◆ What the task asks ◆
Among the lines below, copy each one in which "this" appears.

··········

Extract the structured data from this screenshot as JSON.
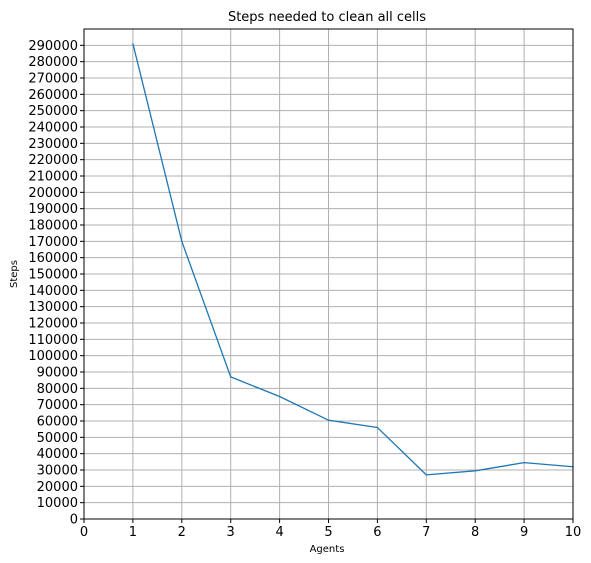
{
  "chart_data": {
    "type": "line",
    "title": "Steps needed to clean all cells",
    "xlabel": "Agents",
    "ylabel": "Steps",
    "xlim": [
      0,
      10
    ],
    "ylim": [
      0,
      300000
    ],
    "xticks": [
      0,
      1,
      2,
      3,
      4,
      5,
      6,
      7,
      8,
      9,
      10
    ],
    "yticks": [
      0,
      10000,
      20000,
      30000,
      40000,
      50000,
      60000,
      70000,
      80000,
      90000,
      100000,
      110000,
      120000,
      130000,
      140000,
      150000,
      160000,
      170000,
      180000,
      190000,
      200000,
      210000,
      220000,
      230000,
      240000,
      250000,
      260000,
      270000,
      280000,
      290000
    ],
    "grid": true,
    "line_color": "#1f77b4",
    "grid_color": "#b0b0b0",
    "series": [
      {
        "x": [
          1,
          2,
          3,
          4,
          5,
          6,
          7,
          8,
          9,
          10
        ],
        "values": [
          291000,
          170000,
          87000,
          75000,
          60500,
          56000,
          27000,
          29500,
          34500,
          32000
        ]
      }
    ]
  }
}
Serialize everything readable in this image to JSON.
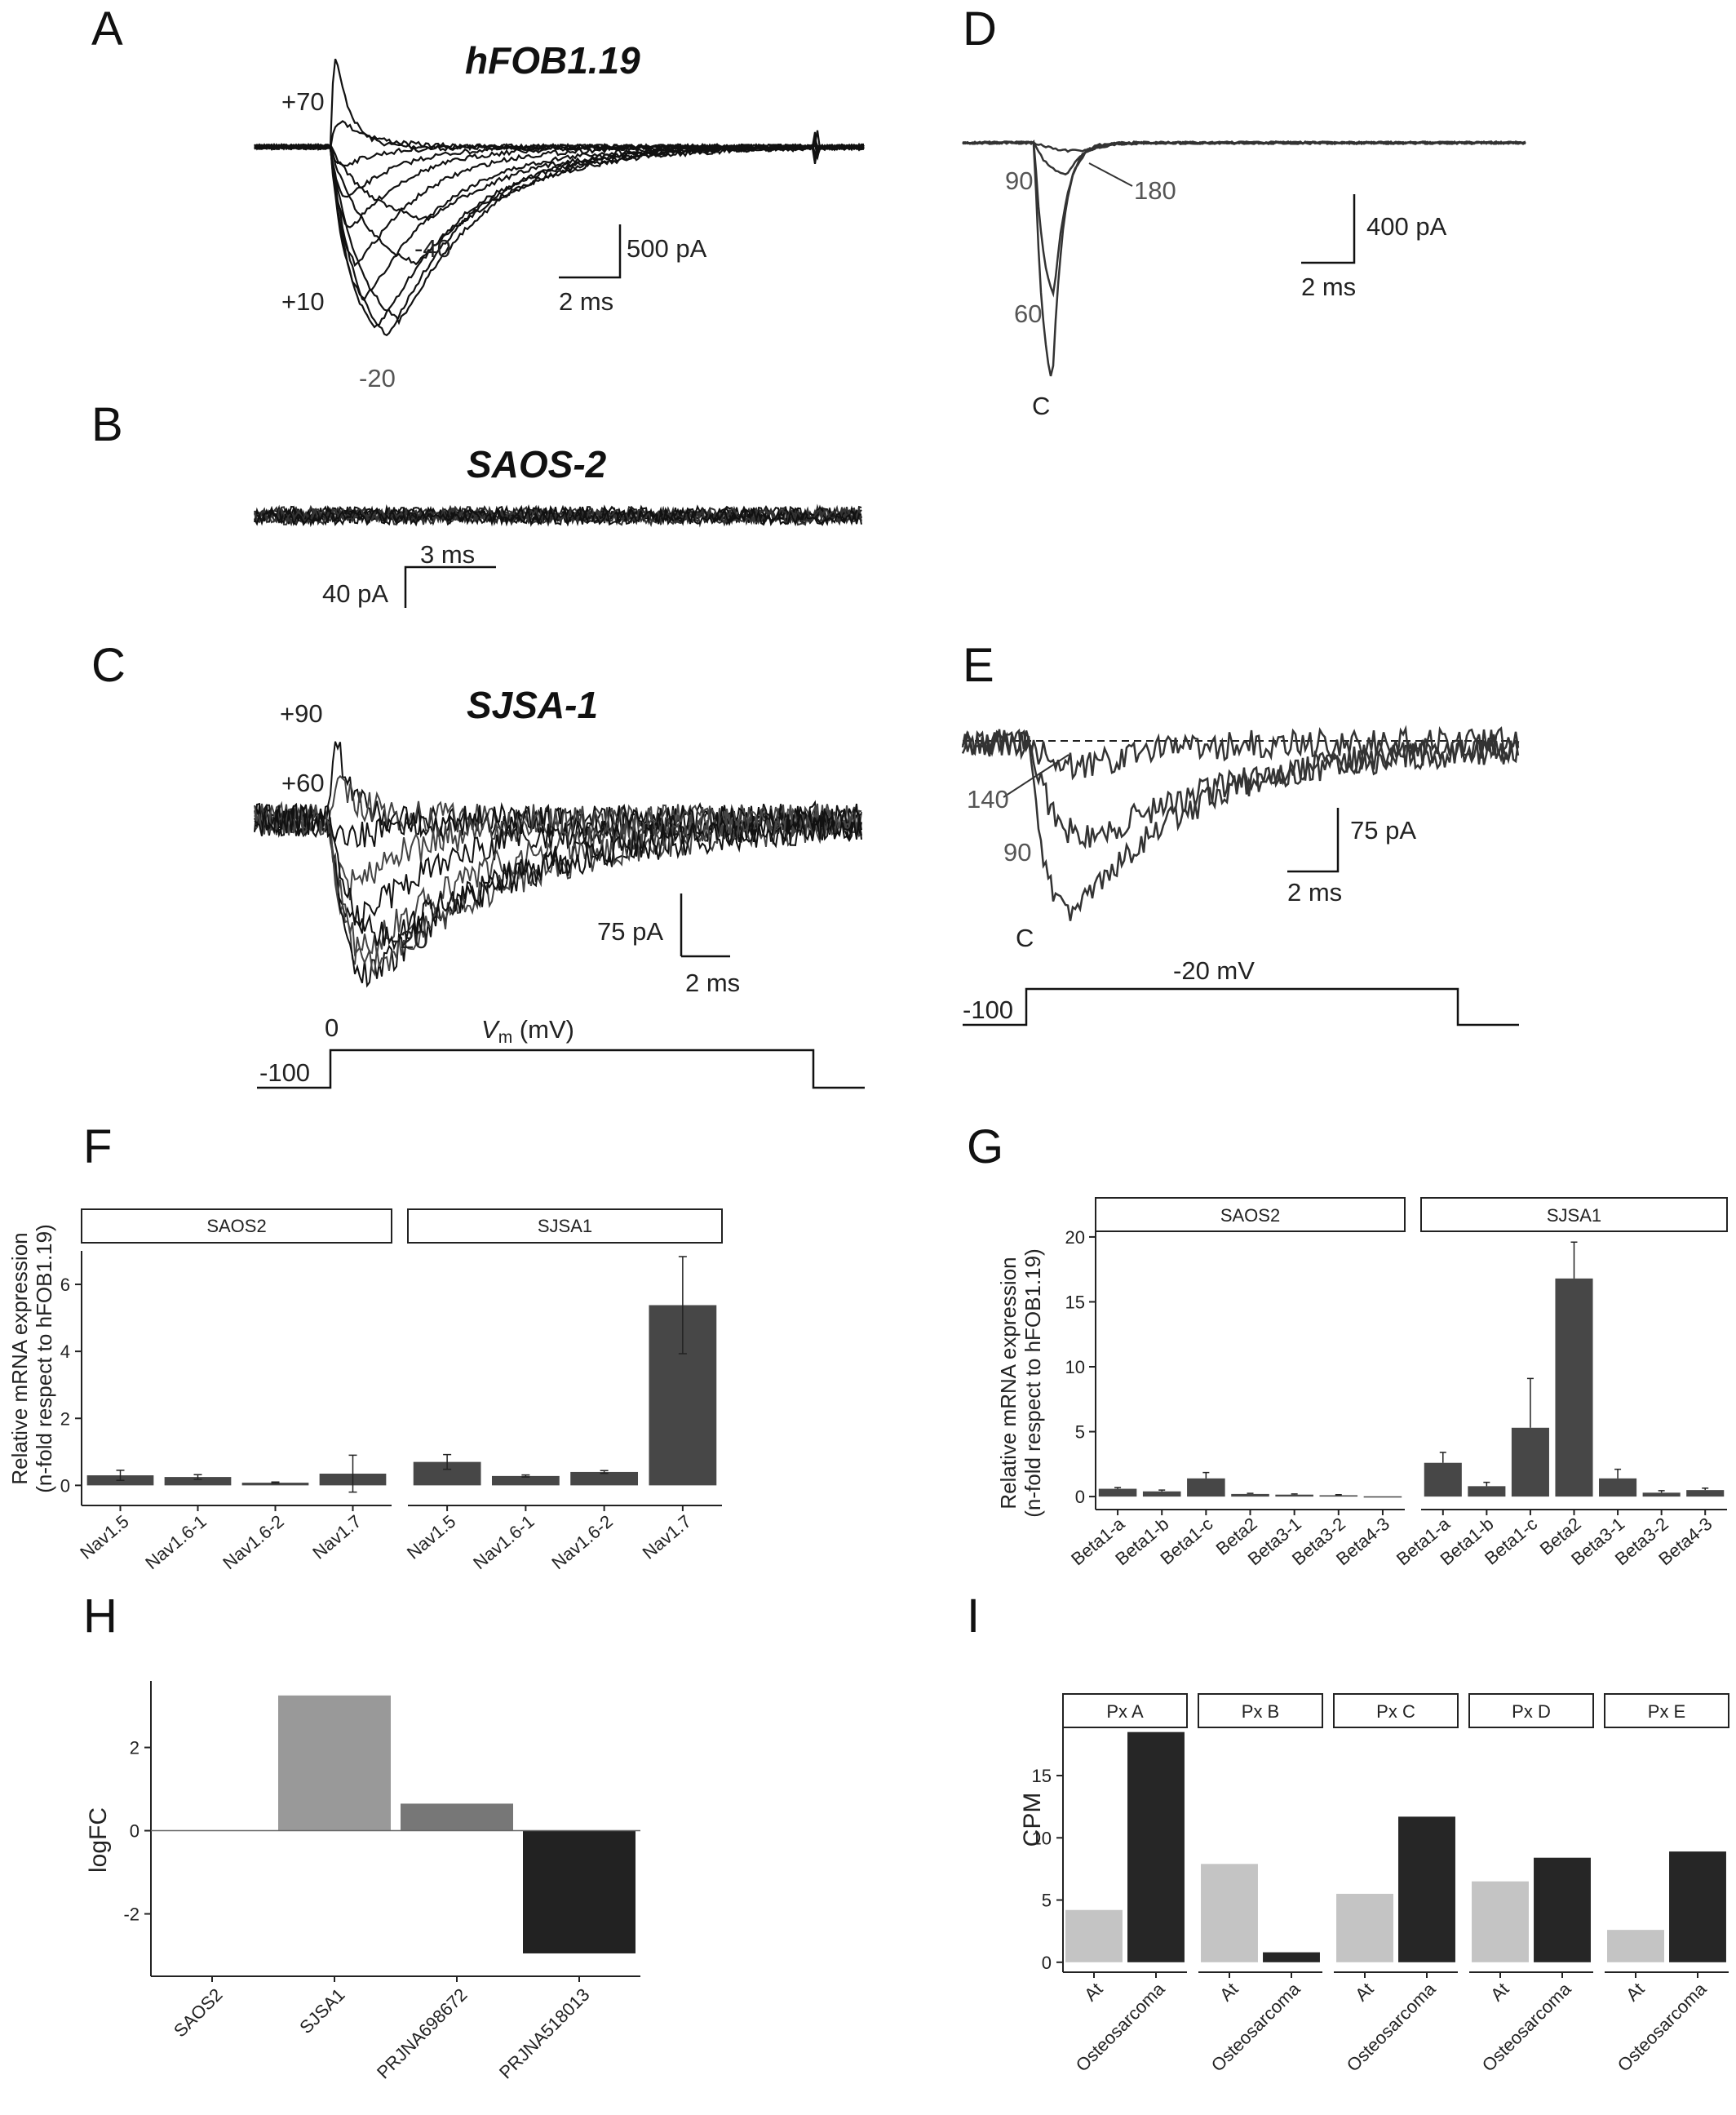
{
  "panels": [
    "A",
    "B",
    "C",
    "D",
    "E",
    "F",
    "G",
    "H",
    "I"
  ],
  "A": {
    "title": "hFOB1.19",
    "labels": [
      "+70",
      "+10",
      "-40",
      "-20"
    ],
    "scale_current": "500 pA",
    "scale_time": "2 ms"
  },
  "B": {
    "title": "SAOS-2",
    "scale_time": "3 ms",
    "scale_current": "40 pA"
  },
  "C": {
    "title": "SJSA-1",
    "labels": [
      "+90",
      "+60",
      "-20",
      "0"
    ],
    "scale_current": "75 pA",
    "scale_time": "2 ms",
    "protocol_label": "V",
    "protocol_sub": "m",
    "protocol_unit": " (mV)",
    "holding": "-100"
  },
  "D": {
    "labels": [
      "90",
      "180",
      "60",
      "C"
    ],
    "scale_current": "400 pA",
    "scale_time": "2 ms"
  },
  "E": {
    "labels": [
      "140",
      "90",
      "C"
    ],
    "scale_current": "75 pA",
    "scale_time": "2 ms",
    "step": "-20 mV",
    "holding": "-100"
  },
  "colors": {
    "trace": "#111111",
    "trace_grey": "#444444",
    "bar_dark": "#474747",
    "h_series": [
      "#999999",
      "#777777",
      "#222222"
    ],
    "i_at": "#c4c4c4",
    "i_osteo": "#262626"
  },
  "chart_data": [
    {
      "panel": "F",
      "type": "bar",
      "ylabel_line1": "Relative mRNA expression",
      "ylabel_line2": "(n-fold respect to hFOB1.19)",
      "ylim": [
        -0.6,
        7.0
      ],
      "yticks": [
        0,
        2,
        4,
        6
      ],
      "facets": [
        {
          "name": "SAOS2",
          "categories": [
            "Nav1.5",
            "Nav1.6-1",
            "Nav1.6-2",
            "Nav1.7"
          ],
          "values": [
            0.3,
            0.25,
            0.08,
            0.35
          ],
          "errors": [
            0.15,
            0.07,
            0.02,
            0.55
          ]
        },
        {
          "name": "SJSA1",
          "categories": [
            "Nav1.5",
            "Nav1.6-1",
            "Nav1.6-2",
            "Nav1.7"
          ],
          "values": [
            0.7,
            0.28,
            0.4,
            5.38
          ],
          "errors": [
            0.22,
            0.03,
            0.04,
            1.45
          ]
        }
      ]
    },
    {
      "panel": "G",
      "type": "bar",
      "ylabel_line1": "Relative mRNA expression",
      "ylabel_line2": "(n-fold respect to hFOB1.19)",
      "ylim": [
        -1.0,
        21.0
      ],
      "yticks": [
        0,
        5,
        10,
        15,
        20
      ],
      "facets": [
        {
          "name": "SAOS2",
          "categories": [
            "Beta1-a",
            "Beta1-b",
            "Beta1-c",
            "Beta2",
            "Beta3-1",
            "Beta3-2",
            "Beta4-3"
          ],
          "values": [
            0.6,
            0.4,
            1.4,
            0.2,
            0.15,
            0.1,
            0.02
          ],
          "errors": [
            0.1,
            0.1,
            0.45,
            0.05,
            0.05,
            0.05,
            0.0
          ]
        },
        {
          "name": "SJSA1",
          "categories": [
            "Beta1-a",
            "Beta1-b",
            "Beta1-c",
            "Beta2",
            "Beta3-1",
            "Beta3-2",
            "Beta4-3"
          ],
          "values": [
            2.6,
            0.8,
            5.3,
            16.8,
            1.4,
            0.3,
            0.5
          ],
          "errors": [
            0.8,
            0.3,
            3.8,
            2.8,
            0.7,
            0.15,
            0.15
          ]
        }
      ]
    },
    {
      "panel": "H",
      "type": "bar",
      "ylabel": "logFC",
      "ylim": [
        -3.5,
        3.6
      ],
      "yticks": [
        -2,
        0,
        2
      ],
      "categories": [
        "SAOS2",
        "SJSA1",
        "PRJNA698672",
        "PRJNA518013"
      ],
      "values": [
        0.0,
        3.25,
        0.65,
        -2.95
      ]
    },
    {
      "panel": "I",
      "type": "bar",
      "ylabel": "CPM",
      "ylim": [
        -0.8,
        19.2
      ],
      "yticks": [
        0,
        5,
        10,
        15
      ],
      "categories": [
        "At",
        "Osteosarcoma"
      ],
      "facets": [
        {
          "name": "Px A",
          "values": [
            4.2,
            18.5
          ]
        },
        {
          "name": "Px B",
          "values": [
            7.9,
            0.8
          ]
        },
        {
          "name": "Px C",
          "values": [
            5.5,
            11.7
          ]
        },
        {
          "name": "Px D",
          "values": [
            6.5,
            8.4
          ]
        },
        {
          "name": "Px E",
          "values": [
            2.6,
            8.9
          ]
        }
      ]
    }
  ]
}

··········

◆ Result below ◆
Extract the structured data from this screenshot as JSON.
Serialize everything readable in this image to JSON.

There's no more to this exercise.